- [WHAT IS ASKED]: Show, in full, each line of the data that contains "acciones".

Records from a data collection:
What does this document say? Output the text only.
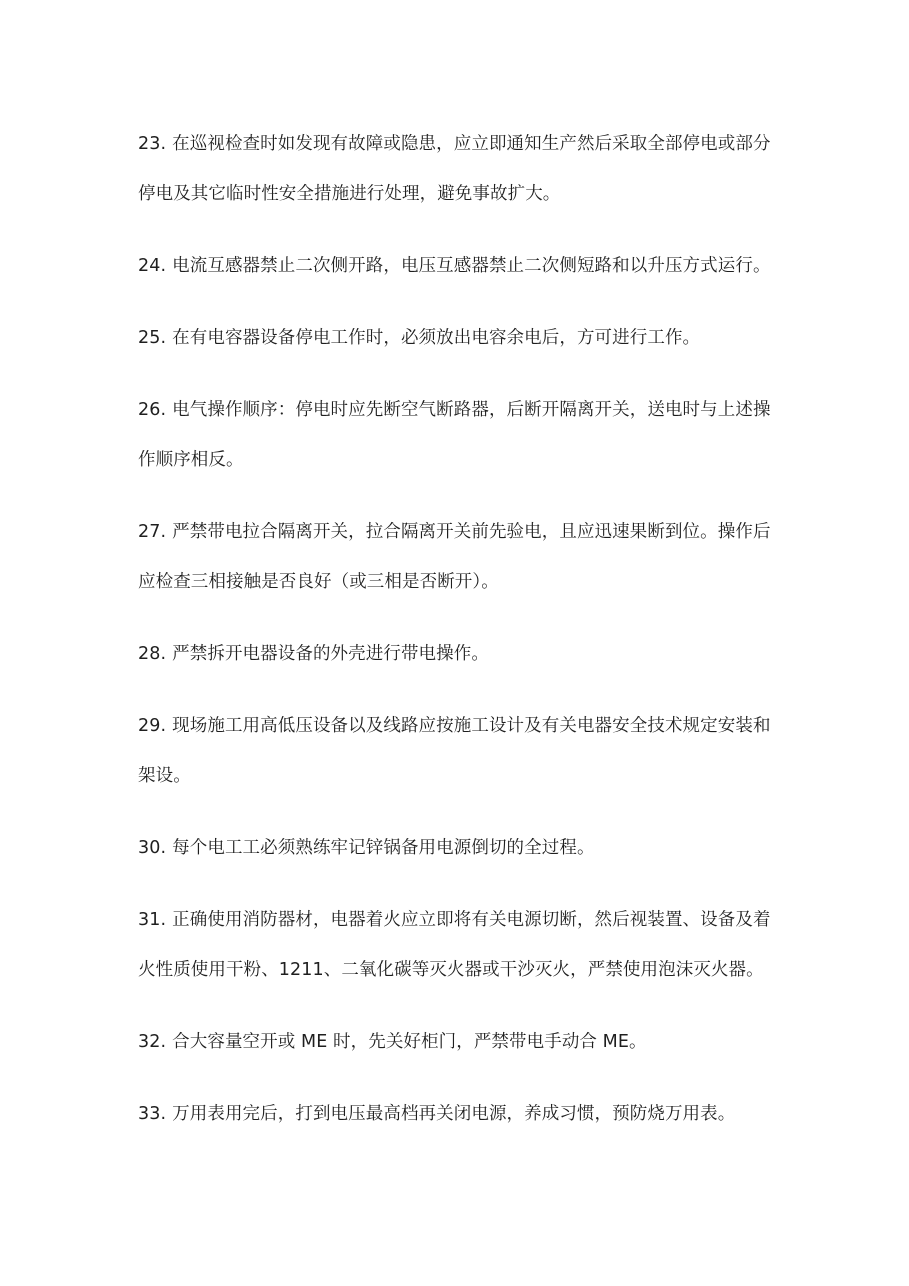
23. 在巡视检查时如发现有故障或隐患，应立即通知生产然后采取全部停电或部分停电及其它临时性安全措施进行处理，避免事故扩大。
24. 电流互感器禁止二次侧开路，电压互感器禁止二次侧短路和以升压方式运行。
25. 在有电容器设备停电工作时，必须放出电容余电后，方可进行工作。
26. 电气操作顺序：停电时应先断空气断路器，后断开隔离开关，送电时与上述操作顺序相反。
27. 严禁带电拉合隔离开关，拉合隔离开关前先验电，且应迅速果断到位。操作后应检查三相接触是否良好（或三相是否断开）。
28. 严禁拆开电器设备的外壳进行带电操作。
29. 现场施工用高低压设备以及线路应按施工设计及有关电器安全技术规定安装和架设。
30. 每个电工工必须熟练牢记锌锅备用电源倒切的全过程。
31. 正确使用消防器材，电器着火应立即将有关电源切断，然后视装置、设备及着火性质使用干粉、1211、二氧化碳等灭火器或干沙灭火，严禁使用泡沫灭火器。
32. 合大容量空开或 ME 时，先关好柜门，严禁带电手动合 ME。
33. 万用表用完后，打到电压最高档再关闭电源，养成习惯，预防烧万用表。
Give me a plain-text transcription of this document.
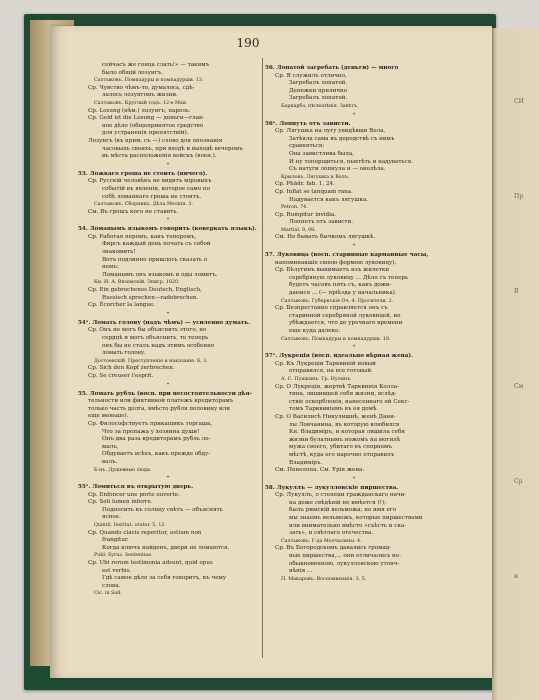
СИ
Пр
В
См
Ср
и
190
сейчасъ же гонца слать!» — такимъ
было общій лозунгъ.
Салтыковъ. Помпадуры и помпадурши. 13.
Ср. Чувство чѣмъ-то, думалось, сдѣ-
лалось лозунгомъ жизни.
Салтыковъ. Круглый годъ. 12-е Мая.
Ср. Losung (нѣм.) лозунгъ, пароль.
Ср. Geld ist die Losung — деньги—глав-
ное дѣло (общепринятое средство
для устраненія препятствій).
Лозунгъ (въ прим. съ —) слово для опознанія
часовыхъ своихъ, при входѣ и выходѣ вечеромъ
въ мѣста расположенія войскъ (воен.).
*
53. Ложкаго гроша не стоить (ничего).
Ср. Русскій человѣкъ не видитъ міровыхъ
событій въ явленіи, которое само по
себѣ ломаннаго гроша не стоитъ.
Салтыковъ. Сборникъ. Дѣла Мелкія. 3.
См. Въ грошъ кого не ставить.
*
54. Ломанымъ языкомъ говорить (коверкать языкъ).
Ср. Работая перомъ, какъ топоромъ,
Фирсъ каждый день почать съ собой
знакомить!
Вотъ подлинно пришлось сказать о
немъ:
Ломанымъ онъ языкомъ и оды ломитъ.
Кн. И. А. Вяземскій. Эпигр. 1820.
Ср. Ein gebrochenes Deutsch, Englisch,
Russisch sprechen—radebrechen.
Ср. Écorcher la langue.
*
54ᵃ. Ломать голову (надъ чѣмъ) — усиленно думать.
Ср. Онъ не могъ бы объяснить этого, но
сердцѣ и могъ объяснить, то теперь
онъ бы не сталъ надъ этимъ особенно
ломать голову.
Достоевскій. Преступленіе и наказаніе. 6, 3.
Ср. Sich den Kopf zerbrechen.
Ср. Se creuser l'esprit.
*
55. Ломать рубль (восп. при несостоятельности дѣя-
тельности или фиктивной платежъ кредиторамъ
только часть долга, вмѣсто рубля половину или
еще меньше).
Ср. Философствуетъ прикащикъ торгаша,
Что за пропажа у хозяина души!
Онъ два раза кредиторамъ рубль ло-
малъ,
Обдуваетъ всѣхъ, какъ прежде обду-
валъ.
Б-нъ. Душевные люди.
*
55ᵃ. Ломиться въ открытую дверь.
Ср. Enfoncer une porte ouverte.
Ср. Soli lumen inferre.
Подносить къ солнцу свѣтъ — объяснять
ясное.
Quintil. Institut. orator. 5, 12.
Ср. Quando clavis reperitur, ostium non
frangitur.
Когда ключъ найденъ, двери не ломаются.
Publ. Syrus. Sententiae.
Ср. Ubi rerum testimonia adsunt, quid opus
est verbis.
Гдѣ самое дѣло за себя говоритъ, къ чему
слова.
Cic. in Sall.
56. Лопатой загребать (деньги) — много
Ср. Я служилъ отлично,
Загребалъ лопатой.
Денежки прилично
Загребалъ лопатой.
Баркарбэ, пѣснопѣнія. Завѣтъ.
*
56ᵃ. Лопнуть отъ зависти.
Ср. Лягушка на лугу увидѣвши Вола,
Затѣяла сама въ дородствѣ съ нимъ
сравняться;
Она завистлива была,
И ну топорщиться, пыхтѣть и надуваться.
Съ натуги лопнула и — околѣла.
Крыловъ. Лягушка и Волъ.
Ср. Phädr. fab. 1, 24.
Ср. Inflat se tanquam rana.
Надувается какъ лягушка.
Petron. 74.
Ср. Rumpitur invidia.
Лопнетъ отъ зависти.
Martial. 9, 98.
См. Не быватъ бычкомъ лягушкѣ.
*
57. Луковица (восп. старинные карманные часы,
напоминавшіе своею формою луковицу).
Ср. Бѣлугинъ вынимаетъ изъ жилетки
серебряную луковицу ... Дѣло съ теперь
будетъ часовъ пять съ, какъ дожи-
даемся ... (— пріѣзда у начальника).
Салтыковъ. Губернскія Оч. 4. Просители. 2.
Ср. Безпрестанно справляется онъ съ
старинной серебряной луковицей, но
убѣждается, что до урочнаго времени
еще куда далеко.
Салтыковъ. Помпадуры и помпадурши. 18.
*
57ᵃ. Лукреція (восп. идеально вѣрная жена).
Ср. Къ Лукреціи Тарквиній новый
отправился, на все готовый.
А. С. Пушкинъ. Гр. Нулинъ.
Ср. О Лукреціи, жертвѣ Тарквинія Колла-
тина, лишившей себя жизни, вслѣд-
ствіе оскорбленія, нанесеннаго ей Секс-
томъ Тарквиніемъ въ ея домѣ.
Ср. О Василисѣ Никулишнѣ, женѣ Дани-
лы Ловчанина, въ которую влюбился
Кн. Владиміръ, и которая лишила себя
жизни булатнымъ ножомъ на могилѣ
мужа своего, убитаго въ спорномъ
мѣстѣ, куда его нарочно отправилъ
Владиміръ.
См. Пенелопа. См. Урія жена.
*
58. Лукуллъ — лукулловскіе пиршества.
Ср. Лукуллъ, о степени гражданскаго начи-
на доже свѣдѣній не имѣется (!);
былъ римскій вельможа; но имя его
мы знаемъ вельможъ, которые пиршествами
или внимательно вмѣсто «съѣсть и ска-
зать», и свѣтлаго отечества.
Салтыковъ. Г-да Молчалины. 4.
Ср. Въ Богородскомъ давались громад-
ные пиршества,... они отличались не-
обыкновенною, лукулловскою утонч-
нѣнія ...
П. Макаровъ. Воспоминанія. 3, 5.
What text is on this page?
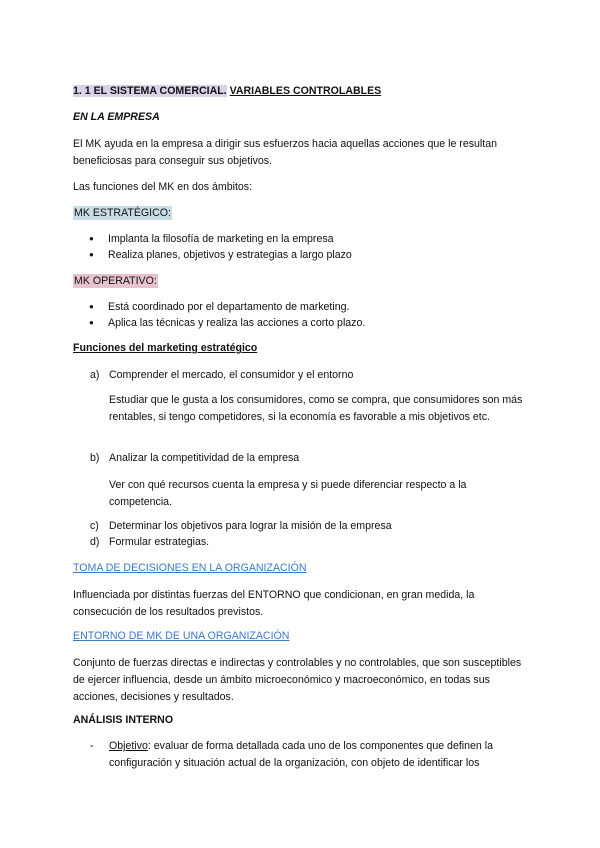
1. 1 EL SISTEMA COMERCIAL. VARIABLES CONTROLABLES

EN LA EMPRESA

El MK ayuda en la empresa a dirigir sus esfuerzos hacia aquellas acciones que le resultan beneficiosas para conseguir sus objetivos.

Las funciones del MK en dos ámbitos:

MK ESTRATÉGICO:

● Implanta la filosofía de marketing en la empresa
● Realiza planes, objetivos y estrategias a largo plazo

MK OPERATIVO:

● Está coordinado por el departamento de marketing.
● Aplica las técnicas y realiza las acciones a corto plazo.

Funciones del marketing estratégico

a) Comprender el mercado, el consumidor y el entorno

Estudiar que le gusta a los consumidores, como se compra, que consumidores son más rentables, si tengo competidores, si la economía es favorable a mis objetivos etc.

b) Analizar la competitividad de la empresa

Ver con qué recursos cuenta la empresa y si puede diferenciar respecto a la competencia.

c) Determinar los objetivos para lograr la misión de la empresa
d) Formular estrategias.

TOMA DE DECISIONES EN LA ORGANIZACIÓN

Influenciada por distintas fuerzas del ENTORNO que condicionan, en gran medida, la consecución de los resultados previstos.

ENTORNO DE MK DE UNA ORGANIZACIÓN

Conjunto de fuerzas directas e indirectas y controlables y no controlables, que son susceptibles de ejercer influencia, desde un ámbito microeconómico y macroeconómico, en todas sus acciones, decisiones y resultados.

ANÁLISIS INTERNO

-	Objetivo: evaluar de forma detallada cada uno de los componentes que definen la configuración y situación actual de la organización, con objeto de identificar los
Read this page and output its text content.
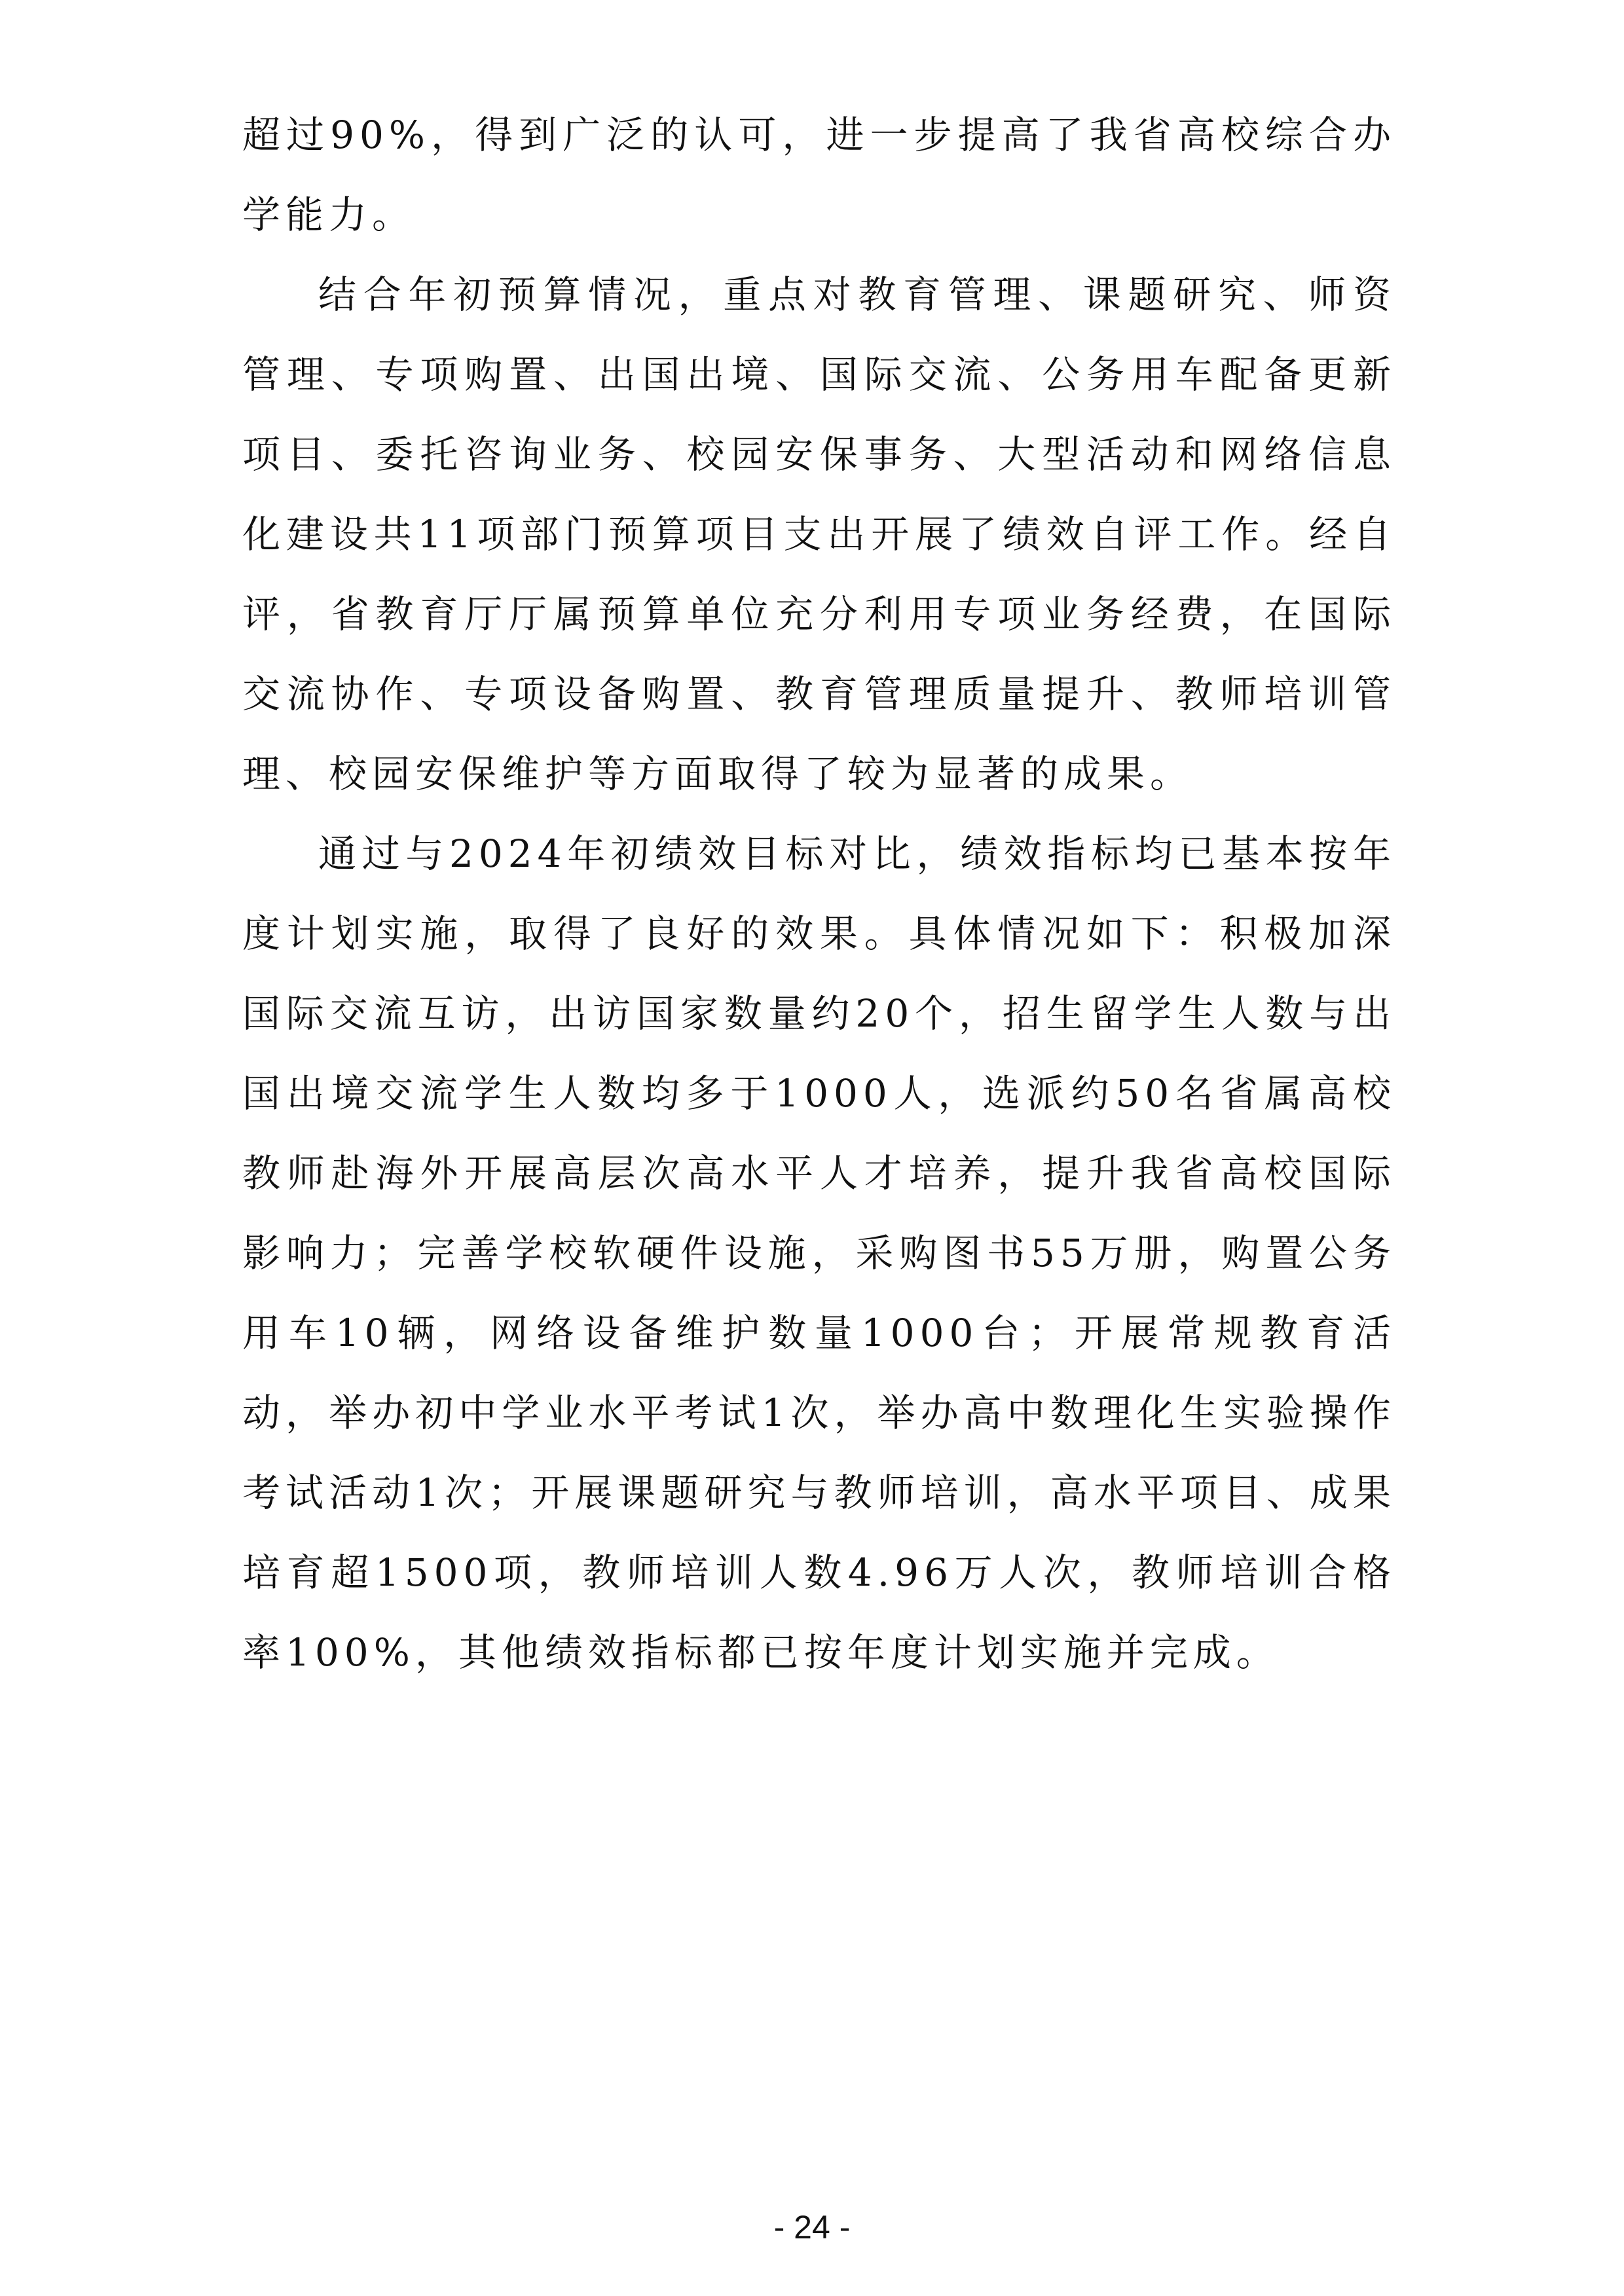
超过90%，得到广泛的认可，进一步提高了我省高校综合办学能力。

结合年初预算情况，重点对教育管理、课题研究、师资管理、专项购置、出国出境、国际交流、公务用车配备更新项目、委托咨询业务、校园安保事务、大型活动和网络信息化建设共11项部门预算项目支出开展了绩效自评工作。经自评，省教育厅厅属预算单位充分利用专项业务经费，在国际交流协作、专项设备购置、教育管理质量提升、教师培训管理、校园安保维护等方面取得了较为显著的成果。

通过与2024年初绩效目标对比，绩效指标均已基本按年度计划实施，取得了良好的效果。具体情况如下：积极加深国际交流互访，出访国家数量约20个，招生留学生人数与出国出境交流学生人数均多于1000人，选派约50名省属高校教师赴海外开展高层次高水平人才培养，提升我省高校国际影响力；完善学校软硬件设施，采购图书55万册，购置公务用车10辆，网络设备维护数量1000台；开展常规教育活动，举办初中学业水平考试1次，举办高中数理化生实验操作考试活动1次；开展课题研究与教师培训，高水平项目、成果培育超1500项，教师培训人数4.96万人次，教师培训合格率100%，其他绩效指标都已按年度计划实施并完成。

- 24 -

- [SOLUTION]:
El MK ayuda en la empresa a dirigir sus esfuerzos hacia aquellas acciones que le resultan beneficiosas para conseguir sus objetivos.
● Aplica las técnicas y realiza las acciones a corto plazo.
Conjunto de fuerzas directas e indirectas y controlables y no controlables, que son susceptibles de ejercer influencia, desde un ámbito microeconómico y macroeconómico, en todas sus acciones, decisiones y resultados.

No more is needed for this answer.